DESCRIPTION OF THE TASK -
Give the number of lines in the listing that hold the word "ориентира". Write nothing but that number.

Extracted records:
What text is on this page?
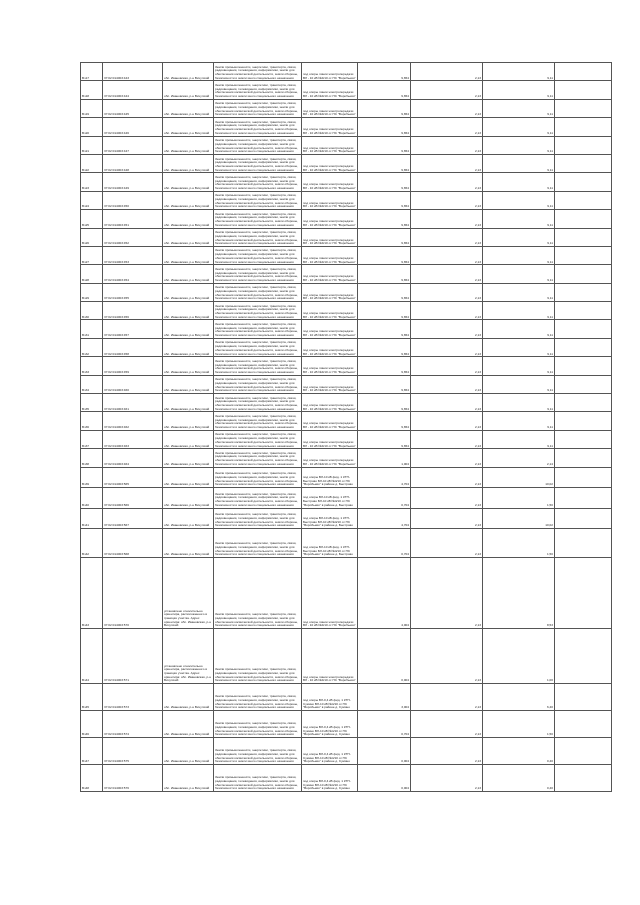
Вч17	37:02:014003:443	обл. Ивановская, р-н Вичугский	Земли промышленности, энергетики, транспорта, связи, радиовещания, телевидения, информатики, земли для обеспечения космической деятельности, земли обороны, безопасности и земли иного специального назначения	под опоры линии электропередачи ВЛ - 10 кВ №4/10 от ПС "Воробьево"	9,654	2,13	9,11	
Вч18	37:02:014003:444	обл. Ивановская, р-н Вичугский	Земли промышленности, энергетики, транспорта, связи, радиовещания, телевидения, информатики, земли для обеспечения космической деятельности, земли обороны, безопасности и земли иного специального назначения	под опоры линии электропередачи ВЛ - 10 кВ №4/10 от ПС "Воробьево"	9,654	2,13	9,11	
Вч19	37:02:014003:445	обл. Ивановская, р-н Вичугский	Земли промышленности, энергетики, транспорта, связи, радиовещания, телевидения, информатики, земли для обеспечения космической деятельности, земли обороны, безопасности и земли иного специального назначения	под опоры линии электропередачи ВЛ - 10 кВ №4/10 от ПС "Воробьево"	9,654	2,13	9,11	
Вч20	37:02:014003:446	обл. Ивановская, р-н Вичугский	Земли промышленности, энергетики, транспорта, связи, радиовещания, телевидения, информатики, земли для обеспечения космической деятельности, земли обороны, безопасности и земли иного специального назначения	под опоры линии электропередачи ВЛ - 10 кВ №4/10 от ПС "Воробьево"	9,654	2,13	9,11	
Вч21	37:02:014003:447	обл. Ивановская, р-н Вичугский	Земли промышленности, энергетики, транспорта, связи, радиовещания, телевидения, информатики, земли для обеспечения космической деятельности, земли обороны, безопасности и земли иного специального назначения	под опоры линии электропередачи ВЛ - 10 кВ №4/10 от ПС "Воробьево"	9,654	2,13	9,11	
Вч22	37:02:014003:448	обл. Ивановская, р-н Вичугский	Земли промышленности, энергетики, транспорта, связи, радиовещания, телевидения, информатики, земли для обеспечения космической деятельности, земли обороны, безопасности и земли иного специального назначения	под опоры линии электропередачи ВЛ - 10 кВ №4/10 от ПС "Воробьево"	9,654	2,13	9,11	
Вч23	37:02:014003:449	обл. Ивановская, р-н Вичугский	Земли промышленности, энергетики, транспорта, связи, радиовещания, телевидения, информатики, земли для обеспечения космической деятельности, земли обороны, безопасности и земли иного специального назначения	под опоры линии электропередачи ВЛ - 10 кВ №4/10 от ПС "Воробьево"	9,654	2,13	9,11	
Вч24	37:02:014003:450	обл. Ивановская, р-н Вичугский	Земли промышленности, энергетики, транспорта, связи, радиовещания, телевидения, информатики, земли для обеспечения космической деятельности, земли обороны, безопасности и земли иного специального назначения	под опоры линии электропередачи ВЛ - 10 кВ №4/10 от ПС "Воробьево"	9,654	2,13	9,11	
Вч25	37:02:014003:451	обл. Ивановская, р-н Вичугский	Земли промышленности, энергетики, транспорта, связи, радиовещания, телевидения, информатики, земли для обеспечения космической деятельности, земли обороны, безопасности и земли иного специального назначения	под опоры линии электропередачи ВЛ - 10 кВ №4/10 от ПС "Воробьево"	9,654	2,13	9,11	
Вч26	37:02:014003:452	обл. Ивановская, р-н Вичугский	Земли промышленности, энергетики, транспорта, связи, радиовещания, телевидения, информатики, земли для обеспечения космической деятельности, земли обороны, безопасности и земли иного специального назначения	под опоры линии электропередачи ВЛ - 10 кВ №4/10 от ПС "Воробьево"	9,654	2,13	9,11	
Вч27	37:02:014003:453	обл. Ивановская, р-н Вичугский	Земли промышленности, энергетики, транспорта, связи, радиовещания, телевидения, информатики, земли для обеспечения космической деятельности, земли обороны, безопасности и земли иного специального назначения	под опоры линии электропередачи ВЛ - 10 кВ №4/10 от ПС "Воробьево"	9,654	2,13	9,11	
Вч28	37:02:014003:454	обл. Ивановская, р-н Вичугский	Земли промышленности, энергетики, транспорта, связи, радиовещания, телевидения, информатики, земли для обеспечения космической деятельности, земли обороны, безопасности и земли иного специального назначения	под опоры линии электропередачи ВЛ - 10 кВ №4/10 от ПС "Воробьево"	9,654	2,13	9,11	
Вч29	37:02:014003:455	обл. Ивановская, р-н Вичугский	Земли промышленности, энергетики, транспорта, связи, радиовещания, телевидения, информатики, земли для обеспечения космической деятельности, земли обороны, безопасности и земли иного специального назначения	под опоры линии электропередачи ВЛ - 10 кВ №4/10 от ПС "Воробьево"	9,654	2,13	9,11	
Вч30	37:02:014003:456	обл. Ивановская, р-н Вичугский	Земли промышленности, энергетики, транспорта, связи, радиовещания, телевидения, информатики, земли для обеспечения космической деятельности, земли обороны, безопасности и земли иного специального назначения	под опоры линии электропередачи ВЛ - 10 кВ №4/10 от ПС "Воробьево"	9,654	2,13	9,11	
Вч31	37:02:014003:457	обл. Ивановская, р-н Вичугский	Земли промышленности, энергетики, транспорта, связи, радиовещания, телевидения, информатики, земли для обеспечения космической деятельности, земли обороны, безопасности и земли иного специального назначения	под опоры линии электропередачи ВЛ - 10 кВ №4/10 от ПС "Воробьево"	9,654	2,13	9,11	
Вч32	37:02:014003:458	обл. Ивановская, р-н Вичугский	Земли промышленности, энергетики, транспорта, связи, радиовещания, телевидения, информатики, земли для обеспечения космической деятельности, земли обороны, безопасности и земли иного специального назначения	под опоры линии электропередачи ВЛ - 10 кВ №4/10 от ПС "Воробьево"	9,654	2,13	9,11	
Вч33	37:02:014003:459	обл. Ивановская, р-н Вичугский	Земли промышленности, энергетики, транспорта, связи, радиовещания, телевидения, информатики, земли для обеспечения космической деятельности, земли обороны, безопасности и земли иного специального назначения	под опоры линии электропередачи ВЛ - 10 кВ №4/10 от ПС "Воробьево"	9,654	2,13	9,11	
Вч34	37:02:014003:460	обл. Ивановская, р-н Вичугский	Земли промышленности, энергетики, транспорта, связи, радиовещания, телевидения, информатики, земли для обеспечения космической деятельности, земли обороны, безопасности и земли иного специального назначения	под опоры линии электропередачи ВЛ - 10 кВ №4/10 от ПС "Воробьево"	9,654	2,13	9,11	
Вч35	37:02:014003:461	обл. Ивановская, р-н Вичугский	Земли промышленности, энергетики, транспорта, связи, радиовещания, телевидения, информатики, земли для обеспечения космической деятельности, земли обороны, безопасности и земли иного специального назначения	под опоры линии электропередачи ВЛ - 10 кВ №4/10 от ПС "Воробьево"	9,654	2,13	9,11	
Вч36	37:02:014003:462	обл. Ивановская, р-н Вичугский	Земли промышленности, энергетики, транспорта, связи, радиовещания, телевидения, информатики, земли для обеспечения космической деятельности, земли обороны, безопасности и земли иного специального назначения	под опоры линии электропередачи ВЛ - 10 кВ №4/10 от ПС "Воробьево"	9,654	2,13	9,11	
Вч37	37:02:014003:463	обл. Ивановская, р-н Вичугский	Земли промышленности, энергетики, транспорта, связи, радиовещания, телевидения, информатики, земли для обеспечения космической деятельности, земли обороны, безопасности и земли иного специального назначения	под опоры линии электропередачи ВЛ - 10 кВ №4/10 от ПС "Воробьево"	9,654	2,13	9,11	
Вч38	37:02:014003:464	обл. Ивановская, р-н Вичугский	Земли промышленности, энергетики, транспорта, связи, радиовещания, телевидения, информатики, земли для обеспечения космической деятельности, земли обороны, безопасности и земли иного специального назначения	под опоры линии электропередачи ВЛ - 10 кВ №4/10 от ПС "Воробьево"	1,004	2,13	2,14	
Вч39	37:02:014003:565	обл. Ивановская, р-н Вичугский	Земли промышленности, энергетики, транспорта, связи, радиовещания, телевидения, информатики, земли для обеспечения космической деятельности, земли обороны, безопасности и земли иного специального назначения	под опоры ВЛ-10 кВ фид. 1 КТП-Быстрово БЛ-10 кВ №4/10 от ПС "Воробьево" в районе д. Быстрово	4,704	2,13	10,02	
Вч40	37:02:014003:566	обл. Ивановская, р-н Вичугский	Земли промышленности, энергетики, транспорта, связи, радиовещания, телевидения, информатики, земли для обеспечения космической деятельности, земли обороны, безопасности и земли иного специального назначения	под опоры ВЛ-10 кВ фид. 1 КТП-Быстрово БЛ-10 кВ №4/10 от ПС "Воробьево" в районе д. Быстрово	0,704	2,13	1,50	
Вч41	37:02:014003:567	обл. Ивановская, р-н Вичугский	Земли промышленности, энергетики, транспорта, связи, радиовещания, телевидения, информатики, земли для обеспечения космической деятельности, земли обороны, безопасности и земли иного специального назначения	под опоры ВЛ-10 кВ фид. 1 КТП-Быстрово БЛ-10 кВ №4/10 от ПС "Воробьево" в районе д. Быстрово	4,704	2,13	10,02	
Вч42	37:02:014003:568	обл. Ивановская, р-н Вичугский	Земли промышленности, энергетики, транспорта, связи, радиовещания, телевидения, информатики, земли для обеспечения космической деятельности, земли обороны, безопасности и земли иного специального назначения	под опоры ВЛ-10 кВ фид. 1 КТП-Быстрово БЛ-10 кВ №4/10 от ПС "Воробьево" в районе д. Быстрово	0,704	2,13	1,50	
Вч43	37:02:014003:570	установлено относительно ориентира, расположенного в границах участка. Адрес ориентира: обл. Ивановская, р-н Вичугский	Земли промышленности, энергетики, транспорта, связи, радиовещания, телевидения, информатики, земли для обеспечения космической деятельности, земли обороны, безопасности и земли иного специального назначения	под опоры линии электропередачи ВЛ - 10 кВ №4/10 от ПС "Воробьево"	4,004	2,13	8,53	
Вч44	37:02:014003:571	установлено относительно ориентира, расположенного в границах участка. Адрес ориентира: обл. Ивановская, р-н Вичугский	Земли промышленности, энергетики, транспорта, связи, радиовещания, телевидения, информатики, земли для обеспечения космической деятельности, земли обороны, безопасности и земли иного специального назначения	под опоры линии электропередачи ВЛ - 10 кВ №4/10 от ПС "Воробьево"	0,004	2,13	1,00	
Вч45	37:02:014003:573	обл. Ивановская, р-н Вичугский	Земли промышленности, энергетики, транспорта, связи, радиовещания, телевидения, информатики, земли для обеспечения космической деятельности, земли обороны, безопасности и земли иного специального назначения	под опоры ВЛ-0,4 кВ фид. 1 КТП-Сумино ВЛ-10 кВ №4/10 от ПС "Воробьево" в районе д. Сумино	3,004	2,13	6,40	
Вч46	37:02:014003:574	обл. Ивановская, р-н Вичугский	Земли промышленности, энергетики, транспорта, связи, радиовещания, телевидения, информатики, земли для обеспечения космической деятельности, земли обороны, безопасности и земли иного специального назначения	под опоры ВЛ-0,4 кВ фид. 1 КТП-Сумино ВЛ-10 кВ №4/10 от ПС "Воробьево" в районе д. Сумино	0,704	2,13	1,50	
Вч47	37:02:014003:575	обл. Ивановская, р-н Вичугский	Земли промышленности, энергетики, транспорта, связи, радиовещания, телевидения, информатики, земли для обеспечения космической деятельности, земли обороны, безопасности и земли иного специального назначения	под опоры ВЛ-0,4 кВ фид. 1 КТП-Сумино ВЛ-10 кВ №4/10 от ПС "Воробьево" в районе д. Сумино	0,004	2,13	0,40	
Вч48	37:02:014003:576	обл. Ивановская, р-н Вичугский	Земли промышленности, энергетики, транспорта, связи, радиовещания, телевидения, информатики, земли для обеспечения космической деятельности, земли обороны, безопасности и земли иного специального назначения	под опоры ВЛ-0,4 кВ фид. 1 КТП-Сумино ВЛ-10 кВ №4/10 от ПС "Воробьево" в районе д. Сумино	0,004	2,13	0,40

ANSWER IN FULL -
2